__Recorded data__
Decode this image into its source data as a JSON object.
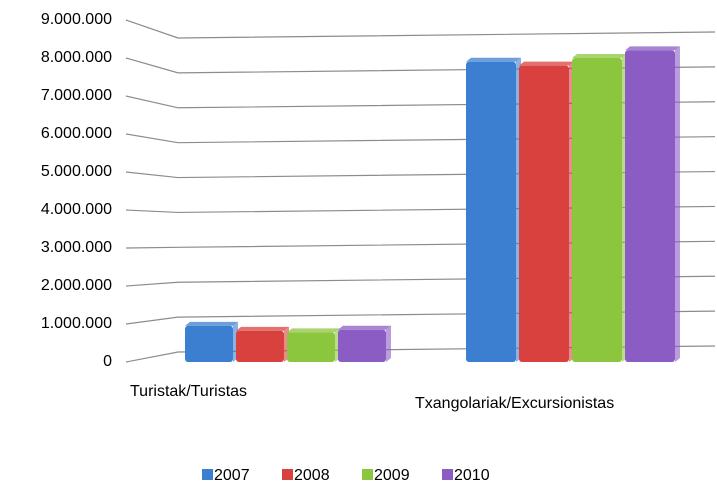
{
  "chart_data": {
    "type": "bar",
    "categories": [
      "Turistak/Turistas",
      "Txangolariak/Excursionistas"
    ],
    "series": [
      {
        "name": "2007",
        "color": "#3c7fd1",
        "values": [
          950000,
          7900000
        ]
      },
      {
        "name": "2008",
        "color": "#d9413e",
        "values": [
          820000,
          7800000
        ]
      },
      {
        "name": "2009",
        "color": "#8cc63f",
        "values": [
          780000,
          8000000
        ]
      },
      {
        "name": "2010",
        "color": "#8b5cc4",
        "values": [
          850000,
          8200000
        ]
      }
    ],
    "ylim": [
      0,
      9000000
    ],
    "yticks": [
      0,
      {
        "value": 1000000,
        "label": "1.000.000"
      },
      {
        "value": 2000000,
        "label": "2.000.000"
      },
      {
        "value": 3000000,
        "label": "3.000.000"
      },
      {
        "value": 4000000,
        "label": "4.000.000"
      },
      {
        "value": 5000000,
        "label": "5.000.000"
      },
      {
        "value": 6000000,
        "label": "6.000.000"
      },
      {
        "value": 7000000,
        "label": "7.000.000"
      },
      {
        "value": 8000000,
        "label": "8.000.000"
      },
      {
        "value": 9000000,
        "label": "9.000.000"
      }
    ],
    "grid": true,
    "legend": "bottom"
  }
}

__The exercise__
Each line above is to be copied verbatim. Drop any image from the copy.

__Result__
Decode this image into its source data as a JSON object.
{
  "chart_data": {
    "type": "bar",
    "categories": [
      "Turistak/Turistas",
      "Txangolariak/Excursionistas"
    ],
    "series": [
      {
        "name": "2007",
        "color": "#3c7fd1",
        "values": [
          950000,
          7900000
        ]
      },
      {
        "name": "2008",
        "color": "#d9413e",
        "values": [
          820000,
          7800000
        ]
      },
      {
        "name": "2009",
        "color": "#8cc63f",
        "values": [
          780000,
          8000000
        ]
      },
      {
        "name": "2010",
        "color": "#8b5cc4",
        "values": [
          850000,
          8200000
        ]
      }
    ],
    "ylim": [
      0,
      9000000
    ],
    "yticks": [
      0,
      {
        "value": 1000000,
        "label": "1.000.000"
      },
      {
        "value": 2000000,
        "label": "2.000.000"
      },
      {
        "value": 3000000,
        "label": "3.000.000"
      },
      {
        "value": 4000000,
        "label": "4.000.000"
      },
      {
        "value": 5000000,
        "label": "5.000.000"
      },
      {
        "value": 6000000,
        "label": "6.000.000"
      },
      {
        "value": 7000000,
        "label": "7.000.000"
      },
      {
        "value": 8000000,
        "label": "8.000.000"
      },
      {
        "value": 9000000,
        "label": "9.000.000"
      }
    ],
    "grid": true,
    "legend": "bottom"
  }
}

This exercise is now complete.